-- Task inputs start --
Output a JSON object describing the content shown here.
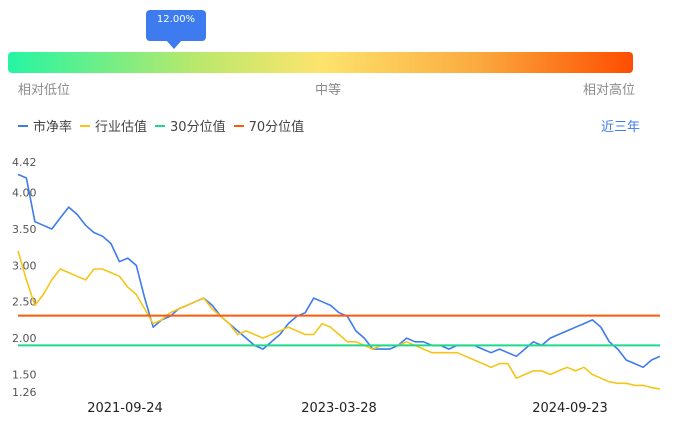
{
  "percentile": {
    "label": "12.00%",
    "value_percent": 12
  },
  "gauge": {
    "low_label": "相对低位",
    "mid_label": "中等",
    "high_label": "相对高位"
  },
  "legend": {
    "items": [
      {
        "label": "市净率",
        "color": "#3d7bef"
      },
      {
        "label": "行业估值",
        "color": "#f5c518"
      },
      {
        "label": "30分位值",
        "color": "#1fd98a"
      },
      {
        "label": "70分位值",
        "color": "#fb5a0a"
      }
    ]
  },
  "range_link": "近三年",
  "chart_data": {
    "type": "line",
    "y_ticks": [
      4.42,
      4.0,
      3.5,
      3.0,
      2.5,
      2.0,
      1.5,
      1.26
    ],
    "x_tick_labels": [
      "2021-09-24",
      "2023-03-28",
      "2024-09-23"
    ],
    "ylim": [
      1.26,
      4.42
    ],
    "grid": false,
    "legend_position": "top-left",
    "series": [
      {
        "name": "市净率",
        "color": "#3d7bef",
        "values": [
          4.25,
          4.2,
          3.6,
          3.55,
          3.5,
          3.65,
          3.8,
          3.7,
          3.55,
          3.45,
          3.4,
          3.3,
          3.05,
          3.1,
          3.0,
          2.55,
          2.15,
          2.25,
          2.3,
          2.4,
          2.45,
          2.5,
          2.55,
          2.45,
          2.3,
          2.2,
          2.1,
          2.0,
          1.9,
          1.85,
          1.95,
          2.05,
          2.2,
          2.3,
          2.35,
          2.55,
          2.5,
          2.45,
          2.35,
          2.3,
          2.1,
          2.0,
          1.85,
          1.85,
          1.85,
          1.9,
          2.0,
          1.95,
          1.95,
          1.9,
          1.9,
          1.85,
          1.9,
          1.9,
          1.9,
          1.85,
          1.8,
          1.85,
          1.8,
          1.75,
          1.85,
          1.95,
          1.9,
          2.0,
          2.05,
          2.1,
          2.15,
          2.2,
          2.25,
          2.15,
          1.95,
          1.85,
          1.7,
          1.65,
          1.6,
          1.7,
          1.75
        ]
      },
      {
        "name": "行业估值",
        "color": "#f5c518",
        "values": [
          3.2,
          2.8,
          2.45,
          2.6,
          2.8,
          2.95,
          2.9,
          2.85,
          2.8,
          2.95,
          2.95,
          2.9,
          2.85,
          2.7,
          2.6,
          2.4,
          2.2,
          2.25,
          2.35,
          2.4,
          2.45,
          2.5,
          2.55,
          2.4,
          2.3,
          2.2,
          2.05,
          2.1,
          2.05,
          2.0,
          2.05,
          2.1,
          2.15,
          2.1,
          2.05,
          2.05,
          2.2,
          2.15,
          2.05,
          1.95,
          1.95,
          1.9,
          1.85,
          1.9,
          1.9,
          1.9,
          1.95,
          1.9,
          1.85,
          1.8,
          1.8,
          1.8,
          1.8,
          1.75,
          1.7,
          1.65,
          1.6,
          1.65,
          1.65,
          1.45,
          1.5,
          1.55,
          1.55,
          1.5,
          1.55,
          1.6,
          1.55,
          1.6,
          1.5,
          1.45,
          1.4,
          1.38,
          1.38,
          1.35,
          1.35,
          1.32,
          1.3
        ]
      },
      {
        "name": "30分位值",
        "color": "#1fd98a",
        "values": [
          1.9,
          1.9
        ]
      },
      {
        "name": "70分位值",
        "color": "#fb5a0a",
        "values": [
          2.31,
          2.31
        ]
      }
    ]
  }
}
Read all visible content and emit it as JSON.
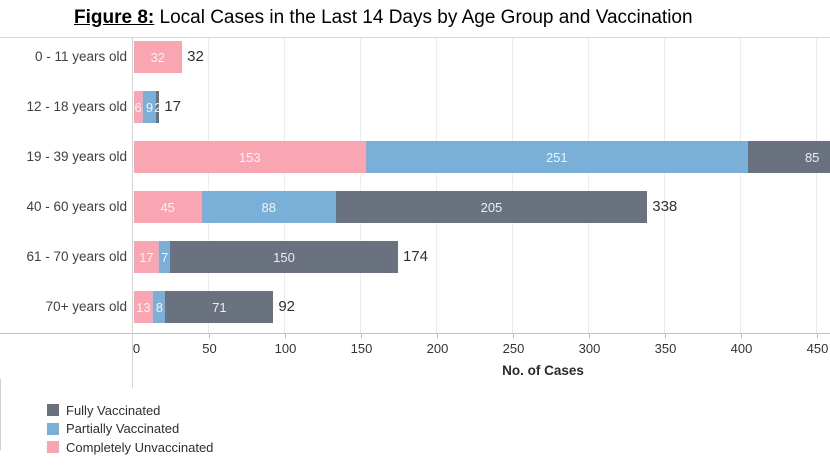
{
  "title": {
    "prefix": "Figure 8:",
    "rest": " Local Cases in the Last 14 Days by Age Group and Vaccination"
  },
  "chart_data": {
    "type": "bar",
    "orientation": "horizontal",
    "stacked": true,
    "title": "Figure 8: Local Cases in the Last 14 Days by Age Group and Vaccination",
    "xlabel": "No. of Cases",
    "ylabel": "",
    "xlim": [
      0,
      450
    ],
    "x_ticks": [
      0,
      50,
      100,
      150,
      200,
      250,
      300,
      350,
      400,
      450
    ],
    "grid": true,
    "legend_position": "bottom-left",
    "categories": [
      "0 - 11 years old",
      "12 - 18 years old",
      "19 - 39 years old",
      "40 - 60 years old",
      "61 - 70 years old",
      "70+ years old"
    ],
    "series": [
      {
        "name": "Completely Unvaccinated",
        "color": "#F9A6B2",
        "values": [
          32,
          6,
          153,
          45,
          17,
          13
        ]
      },
      {
        "name": "Partially Vaccinated",
        "color": "#7AAFD8",
        "values": [
          0,
          9,
          251,
          88,
          7,
          8
        ]
      },
      {
        "name": "Fully Vaccinated",
        "color": "#6A7280",
        "values": [
          0,
          2,
          85,
          205,
          150,
          71
        ]
      }
    ],
    "visible_totals": [
      "32",
      "17",
      null,
      "338",
      "174",
      "92"
    ],
    "note": "19 - 39 years old bar (total 489) is clipped at the right edge of the image"
  },
  "legend": {
    "items": [
      {
        "label": "Fully Vaccinated",
        "color": "#6A7280"
      },
      {
        "label": "Partially Vaccinated",
        "color": "#7AAFD8"
      },
      {
        "label": "Completely Unvaccinated",
        "color": "#F9A6B2"
      }
    ]
  },
  "colors": {
    "fully_vaccinated": "#6A7280",
    "partially_vaccinated": "#7AAFD8",
    "completely_unvaccinated": "#F9A6B2",
    "axis_line": "#c4c4c4",
    "gridline": "#ededed",
    "total_label": "#303030"
  }
}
-- Task inputs end --
## To be done
Restate each entry word for word, leaving out any pictures.

## Written answer
Output a JSON object describing the content shown here.
{
  "percentile": {
    "label": "12.00%",
    "value_percent": 12
  },
  "gauge": {
    "low_label": "相对低位",
    "mid_label": "中等",
    "high_label": "相对高位"
  },
  "legend": {
    "items": [
      {
        "label": "市净率",
        "color": "#3d7bef"
      },
      {
        "label": "行业估值",
        "color": "#f5c518"
      },
      {
        "label": "30分位值",
        "color": "#1fd98a"
      },
      {
        "label": "70分位值",
        "color": "#fb5a0a"
      }
    ]
  },
  "range_link": "近三年",
  "chart_data": {
    "type": "line",
    "y_ticks": [
      4.42,
      4.0,
      3.5,
      3.0,
      2.5,
      2.0,
      1.5,
      1.26
    ],
    "x_tick_labels": [
      "2021-09-24",
      "2023-03-28",
      "2024-09-23"
    ],
    "ylim": [
      1.26,
      4.42
    ],
    "grid": false,
    "legend_position": "top-left",
    "series": [
      {
        "name": "市净率",
        "color": "#3d7bef",
        "values": [
          4.25,
          4.2,
          3.6,
          3.55,
          3.5,
          3.65,
          3.8,
          3.7,
          3.55,
          3.45,
          3.4,
          3.3,
          3.05,
          3.1,
          3.0,
          2.55,
          2.15,
          2.25,
          2.3,
          2.4,
          2.45,
          2.5,
          2.55,
          2.45,
          2.3,
          2.2,
          2.1,
          2.0,
          1.9,
          1.85,
          1.95,
          2.05,
          2.2,
          2.3,
          2.35,
          2.55,
          2.5,
          2.45,
          2.35,
          2.3,
          2.1,
          2.0,
          1.85,
          1.85,
          1.85,
          1.9,
          2.0,
          1.95,
          1.95,
          1.9,
          1.9,
          1.85,
          1.9,
          1.9,
          1.9,
          1.85,
          1.8,
          1.85,
          1.8,
          1.75,
          1.85,
          1.95,
          1.9,
          2.0,
          2.05,
          2.1,
          2.15,
          2.2,
          2.25,
          2.15,
          1.95,
          1.85,
          1.7,
          1.65,
          1.6,
          1.7,
          1.75
        ]
      },
      {
        "name": "行业估值",
        "color": "#f5c518",
        "values": [
          3.2,
          2.8,
          2.45,
          2.6,
          2.8,
          2.95,
          2.9,
          2.85,
          2.8,
          2.95,
          2.95,
          2.9,
          2.85,
          2.7,
          2.6,
          2.4,
          2.2,
          2.25,
          2.35,
          2.4,
          2.45,
          2.5,
          2.55,
          2.4,
          2.3,
          2.2,
          2.05,
          2.1,
          2.05,
          2.0,
          2.05,
          2.1,
          2.15,
          2.1,
          2.05,
          2.05,
          2.2,
          2.15,
          2.05,
          1.95,
          1.95,
          1.9,
          1.85,
          1.9,
          1.9,
          1.9,
          1.95,
          1.9,
          1.85,
          1.8,
          1.8,
          1.8,
          1.8,
          1.75,
          1.7,
          1.65,
          1.6,
          1.65,
          1.65,
          1.45,
          1.5,
          1.55,
          1.55,
          1.5,
          1.55,
          1.6,
          1.55,
          1.6,
          1.5,
          1.45,
          1.4,
          1.38,
          1.38,
          1.35,
          1.35,
          1.32,
          1.3
        ]
      },
      {
        "name": "30分位值",
        "color": "#1fd98a",
        "values": [
          1.9,
          1.9
        ]
      },
      {
        "name": "70分位值",
        "color": "#fb5a0a",
        "values": [
          2.31,
          2.31
        ]
      }
    ]
  }
}
Read all visible content and emit it as JSON.
{
  "title": {
    "prefix": "Figure 8:",
    "rest": " Local Cases in the Last 14 Days by Age Group and Vaccination"
  },
  "chart_data": {
    "type": "bar",
    "orientation": "horizontal",
    "stacked": true,
    "title": "Figure 8: Local Cases in the Last 14 Days by Age Group and Vaccination",
    "xlabel": "No. of Cases",
    "ylabel": "",
    "xlim": [
      0,
      450
    ],
    "x_ticks": [
      0,
      50,
      100,
      150,
      200,
      250,
      300,
      350,
      400,
      450
    ],
    "grid": true,
    "legend_position": "bottom-left",
    "categories": [
      "0 - 11 years old",
      "12 - 18 years old",
      "19 - 39 years old",
      "40 - 60 years old",
      "61 - 70 years old",
      "70+ years old"
    ],
    "series": [
      {
        "name": "Completely Unvaccinated",
        "color": "#F9A6B2",
        "values": [
          32,
          6,
          153,
          45,
          17,
          13
        ]
      },
      {
        "name": "Partially Vaccinated",
        "color": "#7AAFD8",
        "values": [
          0,
          9,
          251,
          88,
          7,
          8
        ]
      },
      {
        "name": "Fully Vaccinated",
        "color": "#6A7280",
        "values": [
          0,
          2,
          85,
          205,
          150,
          71
        ]
      }
    ],
    "visible_totals": [
      "32",
      "17",
      null,
      "338",
      "174",
      "92"
    ],
    "note": "19 - 39 years old bar (total 489) is clipped at the right edge of the image"
  },
  "legend": {
    "items": [
      {
        "label": "Fully Vaccinated",
        "color": "#6A7280"
      },
      {
        "label": "Partially Vaccinated",
        "color": "#7AAFD8"
      },
      {
        "label": "Completely Unvaccinated",
        "color": "#F9A6B2"
      }
    ]
  },
  "colors": {
    "fully_vaccinated": "#6A7280",
    "partially_vaccinated": "#7AAFD8",
    "completely_unvaccinated": "#F9A6B2",
    "axis_line": "#c4c4c4",
    "gridline": "#ededed",
    "total_label": "#303030"
  }
}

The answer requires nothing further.